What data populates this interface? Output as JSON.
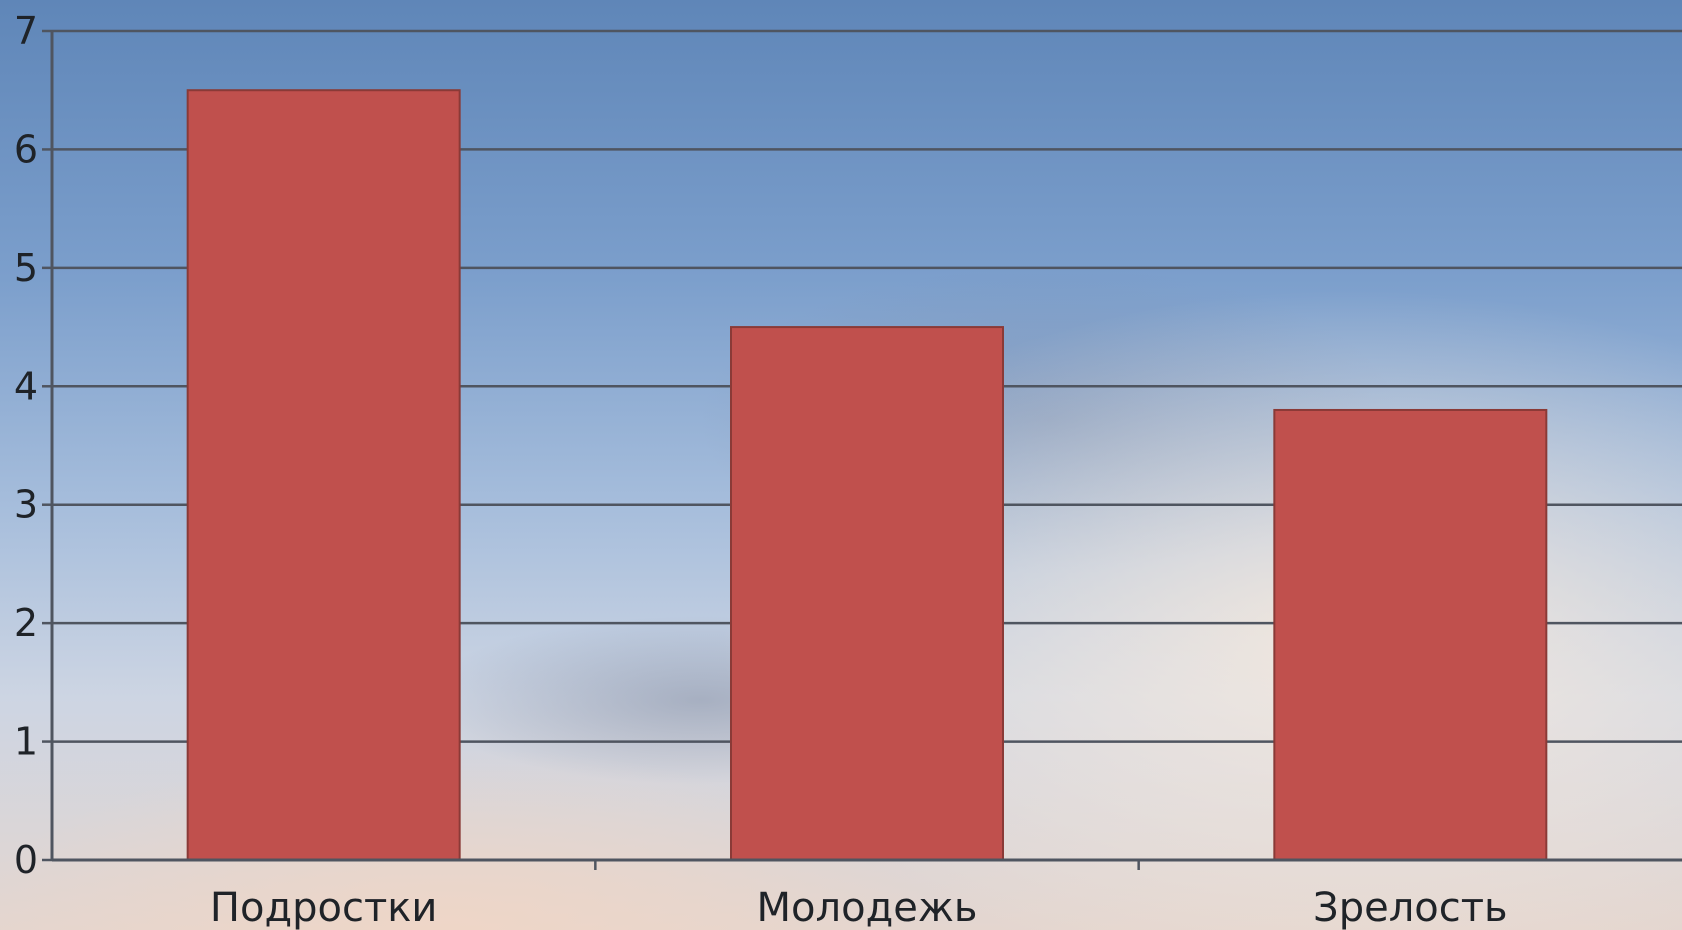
{
  "chart_data": {
    "type": "bar",
    "categories": [
      "Подростки",
      "Молодежь",
      "Зрелость"
    ],
    "values": [
      6.5,
      4.5,
      3.8
    ],
    "ylim": [
      0,
      7
    ],
    "yticks": [
      "0",
      "1",
      "2",
      "3",
      "4",
      "5",
      "6",
      "7"
    ],
    "grid": true,
    "title": "",
    "xlabel": "",
    "ylabel": "",
    "colors": {
      "bar": "#c0504d",
      "bar_edge": "#8a3a37",
      "grid": "#4f5560",
      "text": "#1f2328"
    }
  }
}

::::

▶ Set task
Repeat the material above in full and exactly, omitting the pictures.

▶ The response
What data populates this interface? Output as JSON.
{
  "chart_data": {
    "type": "bar",
    "categories": [
      "Подростки",
      "Молодежь",
      "Зрелость"
    ],
    "values": [
      6.5,
      4.5,
      3.8
    ],
    "ylim": [
      0,
      7
    ],
    "yticks": [
      "0",
      "1",
      "2",
      "3",
      "4",
      "5",
      "6",
      "7"
    ],
    "grid": true,
    "title": "",
    "xlabel": "",
    "ylabel": "",
    "colors": {
      "bar": "#c0504d",
      "bar_edge": "#8a3a37",
      "grid": "#4f5560",
      "text": "#1f2328"
    }
  }
}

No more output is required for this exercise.